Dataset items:
****
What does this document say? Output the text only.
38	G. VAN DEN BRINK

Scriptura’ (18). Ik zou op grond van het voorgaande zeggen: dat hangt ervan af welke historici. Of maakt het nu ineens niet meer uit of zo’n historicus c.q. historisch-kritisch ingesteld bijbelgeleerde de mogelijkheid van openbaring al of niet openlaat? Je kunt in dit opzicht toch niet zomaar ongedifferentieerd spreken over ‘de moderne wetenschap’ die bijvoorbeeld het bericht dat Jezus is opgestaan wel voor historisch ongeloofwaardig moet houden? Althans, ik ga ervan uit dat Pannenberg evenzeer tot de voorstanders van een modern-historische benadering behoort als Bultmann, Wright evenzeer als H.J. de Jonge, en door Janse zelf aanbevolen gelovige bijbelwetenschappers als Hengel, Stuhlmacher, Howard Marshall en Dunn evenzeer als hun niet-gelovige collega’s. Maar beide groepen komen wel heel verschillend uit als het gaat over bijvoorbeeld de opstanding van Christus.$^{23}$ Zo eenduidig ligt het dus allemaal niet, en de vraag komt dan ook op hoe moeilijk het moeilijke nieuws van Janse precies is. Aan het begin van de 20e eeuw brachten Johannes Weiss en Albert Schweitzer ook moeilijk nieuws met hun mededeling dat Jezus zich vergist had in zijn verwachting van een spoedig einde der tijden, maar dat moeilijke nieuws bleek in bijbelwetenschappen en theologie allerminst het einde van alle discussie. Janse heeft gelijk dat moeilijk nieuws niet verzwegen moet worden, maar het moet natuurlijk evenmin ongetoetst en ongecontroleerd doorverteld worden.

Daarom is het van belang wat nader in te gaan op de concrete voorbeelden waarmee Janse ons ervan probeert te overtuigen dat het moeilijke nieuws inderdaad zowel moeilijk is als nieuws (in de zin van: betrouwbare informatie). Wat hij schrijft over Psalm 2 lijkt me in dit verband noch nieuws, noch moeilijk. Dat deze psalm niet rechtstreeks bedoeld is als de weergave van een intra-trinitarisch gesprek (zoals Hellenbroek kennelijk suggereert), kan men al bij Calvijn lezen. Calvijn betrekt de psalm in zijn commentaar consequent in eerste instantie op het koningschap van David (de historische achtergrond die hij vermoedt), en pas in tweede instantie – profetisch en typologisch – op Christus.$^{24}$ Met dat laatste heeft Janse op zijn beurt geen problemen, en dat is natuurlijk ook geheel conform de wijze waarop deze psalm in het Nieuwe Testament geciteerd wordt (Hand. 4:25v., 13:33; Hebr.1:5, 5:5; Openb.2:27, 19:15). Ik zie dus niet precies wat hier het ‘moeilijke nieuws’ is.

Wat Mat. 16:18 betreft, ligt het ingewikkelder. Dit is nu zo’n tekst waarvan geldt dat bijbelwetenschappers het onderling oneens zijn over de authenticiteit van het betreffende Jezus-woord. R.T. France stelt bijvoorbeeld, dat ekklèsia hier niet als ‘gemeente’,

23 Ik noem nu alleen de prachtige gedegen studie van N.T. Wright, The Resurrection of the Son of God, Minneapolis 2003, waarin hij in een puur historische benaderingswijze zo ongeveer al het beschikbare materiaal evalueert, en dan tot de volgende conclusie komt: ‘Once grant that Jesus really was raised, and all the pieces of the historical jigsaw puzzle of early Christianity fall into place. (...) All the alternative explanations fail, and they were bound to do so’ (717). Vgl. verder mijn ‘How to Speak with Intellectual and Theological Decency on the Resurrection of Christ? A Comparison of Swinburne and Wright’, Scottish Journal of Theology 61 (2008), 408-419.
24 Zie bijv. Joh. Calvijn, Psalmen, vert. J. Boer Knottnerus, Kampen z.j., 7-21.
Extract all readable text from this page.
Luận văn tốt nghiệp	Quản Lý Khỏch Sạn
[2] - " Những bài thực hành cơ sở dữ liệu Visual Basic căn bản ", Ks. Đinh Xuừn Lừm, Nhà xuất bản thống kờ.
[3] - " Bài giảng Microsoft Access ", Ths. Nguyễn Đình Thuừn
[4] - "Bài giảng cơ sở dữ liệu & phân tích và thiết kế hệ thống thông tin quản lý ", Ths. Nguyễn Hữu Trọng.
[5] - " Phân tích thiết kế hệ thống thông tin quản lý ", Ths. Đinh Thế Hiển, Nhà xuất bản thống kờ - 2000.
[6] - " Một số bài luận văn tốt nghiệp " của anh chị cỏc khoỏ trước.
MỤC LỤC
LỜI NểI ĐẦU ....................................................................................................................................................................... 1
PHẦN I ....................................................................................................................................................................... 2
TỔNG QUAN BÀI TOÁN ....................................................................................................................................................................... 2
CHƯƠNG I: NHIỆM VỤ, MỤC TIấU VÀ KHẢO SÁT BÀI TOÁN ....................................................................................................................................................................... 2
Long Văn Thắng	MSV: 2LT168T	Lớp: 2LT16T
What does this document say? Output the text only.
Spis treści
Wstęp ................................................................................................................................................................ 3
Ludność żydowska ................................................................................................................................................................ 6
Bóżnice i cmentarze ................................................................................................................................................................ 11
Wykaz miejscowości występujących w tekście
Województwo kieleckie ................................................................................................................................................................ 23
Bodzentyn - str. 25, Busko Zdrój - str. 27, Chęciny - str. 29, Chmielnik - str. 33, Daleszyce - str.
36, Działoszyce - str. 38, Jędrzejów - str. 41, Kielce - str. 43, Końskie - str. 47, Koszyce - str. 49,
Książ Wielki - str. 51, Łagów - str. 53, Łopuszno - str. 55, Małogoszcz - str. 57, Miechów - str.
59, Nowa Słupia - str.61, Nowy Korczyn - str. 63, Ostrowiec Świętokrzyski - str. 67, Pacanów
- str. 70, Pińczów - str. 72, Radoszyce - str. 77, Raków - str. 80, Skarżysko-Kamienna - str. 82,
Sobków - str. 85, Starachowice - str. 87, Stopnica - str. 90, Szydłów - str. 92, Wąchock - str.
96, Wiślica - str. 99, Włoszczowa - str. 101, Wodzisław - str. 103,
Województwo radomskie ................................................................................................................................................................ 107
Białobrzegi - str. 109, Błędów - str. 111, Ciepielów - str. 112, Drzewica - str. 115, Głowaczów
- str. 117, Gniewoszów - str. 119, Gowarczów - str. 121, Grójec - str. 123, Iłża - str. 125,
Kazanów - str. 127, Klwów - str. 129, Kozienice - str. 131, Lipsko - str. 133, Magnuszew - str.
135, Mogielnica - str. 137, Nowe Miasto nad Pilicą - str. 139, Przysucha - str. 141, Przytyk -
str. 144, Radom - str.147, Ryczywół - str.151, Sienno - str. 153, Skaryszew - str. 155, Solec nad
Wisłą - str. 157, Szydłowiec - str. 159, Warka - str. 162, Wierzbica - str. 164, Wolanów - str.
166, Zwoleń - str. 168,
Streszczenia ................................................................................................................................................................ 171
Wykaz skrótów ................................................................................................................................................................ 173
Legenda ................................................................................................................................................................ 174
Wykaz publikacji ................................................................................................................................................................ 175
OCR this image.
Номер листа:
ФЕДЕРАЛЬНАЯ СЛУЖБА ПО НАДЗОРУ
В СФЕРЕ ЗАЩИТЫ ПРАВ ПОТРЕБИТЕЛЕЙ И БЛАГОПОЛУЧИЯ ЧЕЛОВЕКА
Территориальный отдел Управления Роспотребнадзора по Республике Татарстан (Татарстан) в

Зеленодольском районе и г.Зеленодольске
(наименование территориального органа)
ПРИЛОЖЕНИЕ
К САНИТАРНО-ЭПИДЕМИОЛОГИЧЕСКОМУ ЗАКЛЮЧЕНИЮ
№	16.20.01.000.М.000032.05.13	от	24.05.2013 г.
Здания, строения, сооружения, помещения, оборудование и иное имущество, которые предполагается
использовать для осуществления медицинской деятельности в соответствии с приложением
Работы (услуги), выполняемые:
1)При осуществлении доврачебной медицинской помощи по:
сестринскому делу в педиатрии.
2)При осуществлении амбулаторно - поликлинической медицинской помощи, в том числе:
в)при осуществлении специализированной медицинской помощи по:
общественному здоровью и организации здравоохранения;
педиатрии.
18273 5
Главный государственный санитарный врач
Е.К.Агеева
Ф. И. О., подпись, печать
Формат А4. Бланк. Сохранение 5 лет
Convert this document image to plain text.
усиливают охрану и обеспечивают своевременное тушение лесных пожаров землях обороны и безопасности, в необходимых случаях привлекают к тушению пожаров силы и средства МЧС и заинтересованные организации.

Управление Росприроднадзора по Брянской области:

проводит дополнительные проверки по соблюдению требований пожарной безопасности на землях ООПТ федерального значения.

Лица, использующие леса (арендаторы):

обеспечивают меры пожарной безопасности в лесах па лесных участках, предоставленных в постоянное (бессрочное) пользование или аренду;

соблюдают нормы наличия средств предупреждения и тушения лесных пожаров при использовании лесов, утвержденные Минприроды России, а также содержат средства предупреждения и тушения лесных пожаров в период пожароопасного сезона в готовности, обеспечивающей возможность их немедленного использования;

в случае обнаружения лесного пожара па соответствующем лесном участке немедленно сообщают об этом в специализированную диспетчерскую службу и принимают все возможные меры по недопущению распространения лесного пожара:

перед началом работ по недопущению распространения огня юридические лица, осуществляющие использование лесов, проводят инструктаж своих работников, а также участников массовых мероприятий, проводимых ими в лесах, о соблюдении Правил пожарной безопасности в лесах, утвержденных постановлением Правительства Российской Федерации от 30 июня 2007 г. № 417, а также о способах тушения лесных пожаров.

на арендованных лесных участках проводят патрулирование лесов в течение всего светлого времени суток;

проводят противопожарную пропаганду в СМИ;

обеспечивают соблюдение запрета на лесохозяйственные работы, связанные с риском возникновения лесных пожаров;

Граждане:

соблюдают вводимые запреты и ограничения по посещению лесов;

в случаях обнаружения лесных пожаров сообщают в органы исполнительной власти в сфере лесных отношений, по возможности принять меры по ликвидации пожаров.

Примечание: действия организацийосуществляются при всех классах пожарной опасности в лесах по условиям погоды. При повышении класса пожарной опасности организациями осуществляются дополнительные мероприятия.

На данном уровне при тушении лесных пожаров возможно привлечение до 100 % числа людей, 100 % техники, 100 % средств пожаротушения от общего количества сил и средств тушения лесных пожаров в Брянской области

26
****
SHORT PROBLEM.
Copy each line holding the word "меры" from the listing above.

EXERCISE OUTPUT.
обеспечивают меры пожарной безопасности в лесах па лесных участках, предоставленных в постоянное (бессрочное) пользование или аренду;
в случае обнаружения лесного пожара па соответствующем лесном участке немедленно сообщают об этом в специализированную диспетчерскую службу и принимают все возможные меры по недопущению распространения лесного пожара:
в случаях обнаружения лесных пожаров сообщают в органы исполнительной власти в сфере лесных отношений, по возможности принять меры по ликвидации пожаров.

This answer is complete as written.